> Given problem
Rewrite everything in the fatherhood tips from "10. Love their" down to "to love her.", changing "respect" to "kindness".

> Text block
====================
2. Hey, Dad, be small
Yes, this contradicts the first tip. Don't be so big that you suck all the air out of the room. Give your kids space to move around in, to test their thoughts and strengths. Take a backseat three or four times a week. Say, "Maybe." Say, "I don't know." Now and then, tell the kids you're sorry-assuming you behaved badly. You'll feel brand new.
3. Hey, Dad, come home
Lots of fathers have two jobs. If that's your situation, God bless you, pal. You'll get no heat from me. But if you can pay the bills without working double shifts, get home when you can. Nothing good can happen until you do.
4. Bob and weave, Bubba
Stay light on your feet. Don't make too many hard-and-fast rules. Don't insist on having your way with the kids just because the rest of the world isn't always overly interested in the sound of your voice. There is a difference between authority and power. Have the first; don't abuse the second.
5. Never dance in front of their friends
Remember the cautionary legend of the father who once picked his kids up at a junior-high dance and actually went into the gym and did a few seconds of the Hully Gully with Margie Costanzo. His adult children still have embarrassment nightmares.
6. Save your money, big man
If you're not careful, the kids will send you to the poorhouse three dollars and twenty-nine cents at a time. Think college tuition. Think down payment on their starter homes. Although it's true that money can't buy happiness, it can buy lots of other stuff.
7. Spend your money, tightwad
F. Scott Fitzgerald said the sign of a first-rate mind was the ability to have two opposite opinions at the same time. You're a first-rate mind, Dad. So spring for the glowing monster trading cards. If you've got the money, pop for the musical princess crown. What are you saving your money for, pal? College? Hah! You can't possibly save enough. There is the future, and then there is now. This is it.
8. Never go on a ride with the word whirl in its name.
Especially the Space Shuttle Whirl at the Great Escape near Lake George, New York. It's tougher to be a good father when your nervous system is permanently compromised. Stay on the ground and wave.
9. Let 'em be-they're not your second chance
We become most upset with the kids when they remind us of... well, us. Help them follow their own path, not your road not taken.
10. Love their mother
Hug Mom. Often. In front of the kids. Sure, sometimes marriages end, but the obligation to a woman doesn't. Be grateful to her. Speak to her with respect. Try to make her laugh. Listen. Even if you're not married to her, figure out how to love her.
====================
> Data records
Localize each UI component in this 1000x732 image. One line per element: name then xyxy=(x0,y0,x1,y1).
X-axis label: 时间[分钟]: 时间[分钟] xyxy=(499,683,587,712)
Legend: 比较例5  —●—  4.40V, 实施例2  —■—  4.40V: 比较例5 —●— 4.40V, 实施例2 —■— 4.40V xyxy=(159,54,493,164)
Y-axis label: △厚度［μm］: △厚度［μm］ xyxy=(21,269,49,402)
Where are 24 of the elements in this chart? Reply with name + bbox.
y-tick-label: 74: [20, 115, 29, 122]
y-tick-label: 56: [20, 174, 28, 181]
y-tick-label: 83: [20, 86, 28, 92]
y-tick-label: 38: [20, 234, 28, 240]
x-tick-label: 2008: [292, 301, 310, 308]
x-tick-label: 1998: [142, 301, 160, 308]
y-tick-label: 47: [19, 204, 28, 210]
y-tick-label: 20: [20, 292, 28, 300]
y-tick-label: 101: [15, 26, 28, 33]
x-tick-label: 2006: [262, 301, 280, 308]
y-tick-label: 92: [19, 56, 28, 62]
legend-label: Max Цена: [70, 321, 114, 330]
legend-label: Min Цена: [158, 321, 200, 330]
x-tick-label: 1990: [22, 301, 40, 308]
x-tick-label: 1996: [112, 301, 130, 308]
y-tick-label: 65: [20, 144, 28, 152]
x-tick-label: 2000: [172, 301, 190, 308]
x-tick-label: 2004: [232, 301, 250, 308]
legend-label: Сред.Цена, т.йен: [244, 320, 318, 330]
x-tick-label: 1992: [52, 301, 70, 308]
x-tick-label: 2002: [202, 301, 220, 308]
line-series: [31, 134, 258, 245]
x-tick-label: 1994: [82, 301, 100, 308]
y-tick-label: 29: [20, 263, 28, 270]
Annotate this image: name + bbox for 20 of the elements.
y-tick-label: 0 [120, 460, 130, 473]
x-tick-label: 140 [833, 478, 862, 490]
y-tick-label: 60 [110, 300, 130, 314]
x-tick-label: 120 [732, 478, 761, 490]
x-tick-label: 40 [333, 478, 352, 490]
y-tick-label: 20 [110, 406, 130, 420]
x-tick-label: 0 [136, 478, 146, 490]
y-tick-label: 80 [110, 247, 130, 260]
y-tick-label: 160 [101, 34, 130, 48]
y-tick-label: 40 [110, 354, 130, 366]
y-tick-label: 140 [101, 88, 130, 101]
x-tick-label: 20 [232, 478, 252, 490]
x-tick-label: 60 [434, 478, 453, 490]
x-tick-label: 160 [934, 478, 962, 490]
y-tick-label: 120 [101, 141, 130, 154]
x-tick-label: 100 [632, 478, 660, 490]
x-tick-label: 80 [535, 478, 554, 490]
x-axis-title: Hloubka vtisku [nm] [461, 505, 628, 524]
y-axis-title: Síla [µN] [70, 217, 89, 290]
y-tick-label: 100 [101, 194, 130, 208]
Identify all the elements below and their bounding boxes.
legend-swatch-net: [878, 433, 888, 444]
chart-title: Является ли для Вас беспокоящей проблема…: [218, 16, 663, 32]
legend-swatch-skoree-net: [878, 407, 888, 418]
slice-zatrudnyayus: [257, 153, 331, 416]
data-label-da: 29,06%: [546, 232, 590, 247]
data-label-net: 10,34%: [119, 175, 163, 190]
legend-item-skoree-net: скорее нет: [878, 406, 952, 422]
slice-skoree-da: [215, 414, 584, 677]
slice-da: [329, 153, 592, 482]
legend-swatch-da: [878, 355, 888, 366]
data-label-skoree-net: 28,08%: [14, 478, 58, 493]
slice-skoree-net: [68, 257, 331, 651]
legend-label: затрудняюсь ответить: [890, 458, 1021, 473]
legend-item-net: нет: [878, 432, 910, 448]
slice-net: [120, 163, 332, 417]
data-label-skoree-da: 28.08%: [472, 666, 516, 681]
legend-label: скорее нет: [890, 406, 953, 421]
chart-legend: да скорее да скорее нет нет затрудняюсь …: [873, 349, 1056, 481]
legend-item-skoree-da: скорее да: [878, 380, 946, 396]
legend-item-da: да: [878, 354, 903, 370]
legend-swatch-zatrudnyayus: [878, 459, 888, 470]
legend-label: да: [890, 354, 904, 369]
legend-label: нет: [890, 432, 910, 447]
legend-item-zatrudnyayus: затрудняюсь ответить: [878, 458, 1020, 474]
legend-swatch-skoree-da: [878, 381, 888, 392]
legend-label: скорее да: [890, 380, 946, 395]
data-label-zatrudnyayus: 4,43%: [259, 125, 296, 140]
====================
> Complete answer
10. Love their mother
Hug Mom. Often. In front of the kids. Sure, sometimes marriages end, but the obligation to a woman doesn't. Be grateful to her. Speak to her with kindness. Try to make her laugh. Listen. Even if you're not married to her, figure out how to love her.